WHAT IS BEING ASKED - Set down the material below in full, matching it exactly.

↓

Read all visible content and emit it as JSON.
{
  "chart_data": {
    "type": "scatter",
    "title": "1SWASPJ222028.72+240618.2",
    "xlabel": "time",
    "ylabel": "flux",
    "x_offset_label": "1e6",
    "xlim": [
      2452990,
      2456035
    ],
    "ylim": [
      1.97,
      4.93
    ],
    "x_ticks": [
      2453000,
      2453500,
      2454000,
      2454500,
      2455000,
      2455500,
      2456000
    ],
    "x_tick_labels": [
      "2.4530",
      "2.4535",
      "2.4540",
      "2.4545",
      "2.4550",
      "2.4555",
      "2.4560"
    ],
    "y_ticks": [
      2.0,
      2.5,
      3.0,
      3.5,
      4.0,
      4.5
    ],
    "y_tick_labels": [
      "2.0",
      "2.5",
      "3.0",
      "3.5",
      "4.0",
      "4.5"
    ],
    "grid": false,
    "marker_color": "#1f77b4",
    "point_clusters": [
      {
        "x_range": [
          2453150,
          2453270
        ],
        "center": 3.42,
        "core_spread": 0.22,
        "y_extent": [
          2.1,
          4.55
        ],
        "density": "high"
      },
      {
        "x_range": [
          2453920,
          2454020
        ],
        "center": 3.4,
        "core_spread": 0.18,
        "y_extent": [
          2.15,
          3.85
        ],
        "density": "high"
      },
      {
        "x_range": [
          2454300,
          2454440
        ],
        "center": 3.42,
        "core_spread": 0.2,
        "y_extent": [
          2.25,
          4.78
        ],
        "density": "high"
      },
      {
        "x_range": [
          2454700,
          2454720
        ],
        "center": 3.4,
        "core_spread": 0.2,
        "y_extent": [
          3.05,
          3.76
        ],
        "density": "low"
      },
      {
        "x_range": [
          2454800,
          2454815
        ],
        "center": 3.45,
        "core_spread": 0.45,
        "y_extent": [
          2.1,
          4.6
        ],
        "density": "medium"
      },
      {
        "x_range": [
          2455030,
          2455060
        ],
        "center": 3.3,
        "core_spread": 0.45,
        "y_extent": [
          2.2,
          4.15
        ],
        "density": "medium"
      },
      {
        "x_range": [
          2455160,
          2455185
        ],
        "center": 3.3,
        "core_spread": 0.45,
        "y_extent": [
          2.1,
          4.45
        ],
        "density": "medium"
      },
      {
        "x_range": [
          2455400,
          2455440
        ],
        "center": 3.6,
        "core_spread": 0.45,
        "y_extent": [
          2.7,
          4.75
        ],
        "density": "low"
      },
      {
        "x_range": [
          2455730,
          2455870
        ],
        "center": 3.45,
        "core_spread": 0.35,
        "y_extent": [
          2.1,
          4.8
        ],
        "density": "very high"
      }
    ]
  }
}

↑

WRITTEN ANSWER -
Read all visible content and emit it as JSON.
{
  "chart_data": {
    "type": "scatter",
    "title": "1SWASPJ222028.72+240618.2",
    "xlabel": "time",
    "ylabel": "flux",
    "x_offset_label": "1e6",
    "xlim": [
      2452990,
      2456035
    ],
    "ylim": [
      1.97,
      4.93
    ],
    "x_ticks": [
      2453000,
      2453500,
      2454000,
      2454500,
      2455000,
      2455500,
      2456000
    ],
    "x_tick_labels": [
      "2.4530",
      "2.4535",
      "2.4540",
      "2.4545",
      "2.4550",
      "2.4555",
      "2.4560"
    ],
    "y_ticks": [
      2.0,
      2.5,
      3.0,
      3.5,
      4.0,
      4.5
    ],
    "y_tick_labels": [
      "2.0",
      "2.5",
      "3.0",
      "3.5",
      "4.0",
      "4.5"
    ],
    "grid": false,
    "marker_color": "#1f77b4",
    "point_clusters": [
      {
        "x_range": [
          2453150,
          2453270
        ],
        "center": 3.42,
        "core_spread": 0.22,
        "y_extent": [
          2.1,
          4.55
        ],
        "density": "high"
      },
      {
        "x_range": [
          2453920,
          2454020
        ],
        "center": 3.4,
        "core_spread": 0.18,
        "y_extent": [
          2.15,
          3.85
        ],
        "density": "high"
      },
      {
        "x_range": [
          2454300,
          2454440
        ],
        "center": 3.42,
        "core_spread": 0.2,
        "y_extent": [
          2.25,
          4.78
        ],
        "density": "high"
      },
      {
        "x_range": [
          2454700,
          2454720
        ],
        "center": 3.4,
        "core_spread": 0.2,
        "y_extent": [
          3.05,
          3.76
        ],
        "density": "low"
      },
      {
        "x_range": [
          2454800,
          2454815
        ],
        "center": 3.45,
        "core_spread": 0.45,
        "y_extent": [
          2.1,
          4.6
        ],
        "density": "medium"
      },
      {
        "x_range": [
          2455030,
          2455060
        ],
        "center": 3.3,
        "core_spread": 0.45,
        "y_extent": [
          2.2,
          4.15
        ],
        "density": "medium"
      },
      {
        "x_range": [
          2455160,
          2455185
        ],
        "center": 3.3,
        "core_spread": 0.45,
        "y_extent": [
          2.1,
          4.45
        ],
        "density": "medium"
      },
      {
        "x_range": [
          2455400,
          2455440
        ],
        "center": 3.6,
        "core_spread": 0.45,
        "y_extent": [
          2.7,
          4.75
        ],
        "density": "low"
      },
      {
        "x_range": [
          2455730,
          2455870
        ],
        "center": 3.45,
        "core_spread": 0.35,
        "y_extent": [
          2.1,
          4.8
        ],
        "density": "very high"
      }
    ]
  }
}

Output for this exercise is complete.